**Records supplied**

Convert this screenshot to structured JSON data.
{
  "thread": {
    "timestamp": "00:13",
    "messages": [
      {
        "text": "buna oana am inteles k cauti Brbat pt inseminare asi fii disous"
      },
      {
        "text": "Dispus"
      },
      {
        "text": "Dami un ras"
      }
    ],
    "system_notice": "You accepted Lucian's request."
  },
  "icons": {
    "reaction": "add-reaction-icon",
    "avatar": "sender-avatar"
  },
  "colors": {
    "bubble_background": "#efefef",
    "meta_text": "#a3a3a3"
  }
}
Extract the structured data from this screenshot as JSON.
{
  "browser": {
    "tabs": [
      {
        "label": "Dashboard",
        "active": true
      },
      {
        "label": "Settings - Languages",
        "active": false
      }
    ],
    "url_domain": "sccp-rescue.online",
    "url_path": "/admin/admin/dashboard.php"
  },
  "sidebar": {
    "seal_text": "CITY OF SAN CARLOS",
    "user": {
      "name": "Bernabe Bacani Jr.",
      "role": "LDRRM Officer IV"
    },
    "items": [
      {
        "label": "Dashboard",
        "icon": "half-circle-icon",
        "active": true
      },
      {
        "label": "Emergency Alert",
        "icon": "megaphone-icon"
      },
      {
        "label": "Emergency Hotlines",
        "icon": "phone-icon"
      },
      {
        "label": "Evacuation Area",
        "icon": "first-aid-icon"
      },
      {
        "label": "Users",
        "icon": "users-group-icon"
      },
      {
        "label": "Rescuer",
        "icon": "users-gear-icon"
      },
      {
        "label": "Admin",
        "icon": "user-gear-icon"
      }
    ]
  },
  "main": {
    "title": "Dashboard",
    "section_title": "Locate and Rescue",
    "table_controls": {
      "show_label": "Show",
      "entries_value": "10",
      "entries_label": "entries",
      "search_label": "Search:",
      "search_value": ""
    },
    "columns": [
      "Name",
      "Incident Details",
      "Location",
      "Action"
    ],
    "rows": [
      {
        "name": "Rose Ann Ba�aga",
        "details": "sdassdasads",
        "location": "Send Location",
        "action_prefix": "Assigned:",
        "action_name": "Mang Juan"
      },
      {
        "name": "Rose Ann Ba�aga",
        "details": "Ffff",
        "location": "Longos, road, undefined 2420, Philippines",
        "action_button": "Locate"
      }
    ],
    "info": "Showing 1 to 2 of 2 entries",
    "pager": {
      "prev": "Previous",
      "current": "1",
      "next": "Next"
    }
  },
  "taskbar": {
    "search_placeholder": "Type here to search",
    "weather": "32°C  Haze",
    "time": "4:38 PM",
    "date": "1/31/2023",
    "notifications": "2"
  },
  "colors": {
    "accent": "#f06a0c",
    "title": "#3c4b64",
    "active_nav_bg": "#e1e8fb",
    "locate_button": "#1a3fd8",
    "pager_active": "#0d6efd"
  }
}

**Goal**
Scan the lines for the string "screenshot". Pick out every line that has it.

**Result**
Convert this screenshot to structured JSON data.
Extract the structured data from this screenshot as JSON.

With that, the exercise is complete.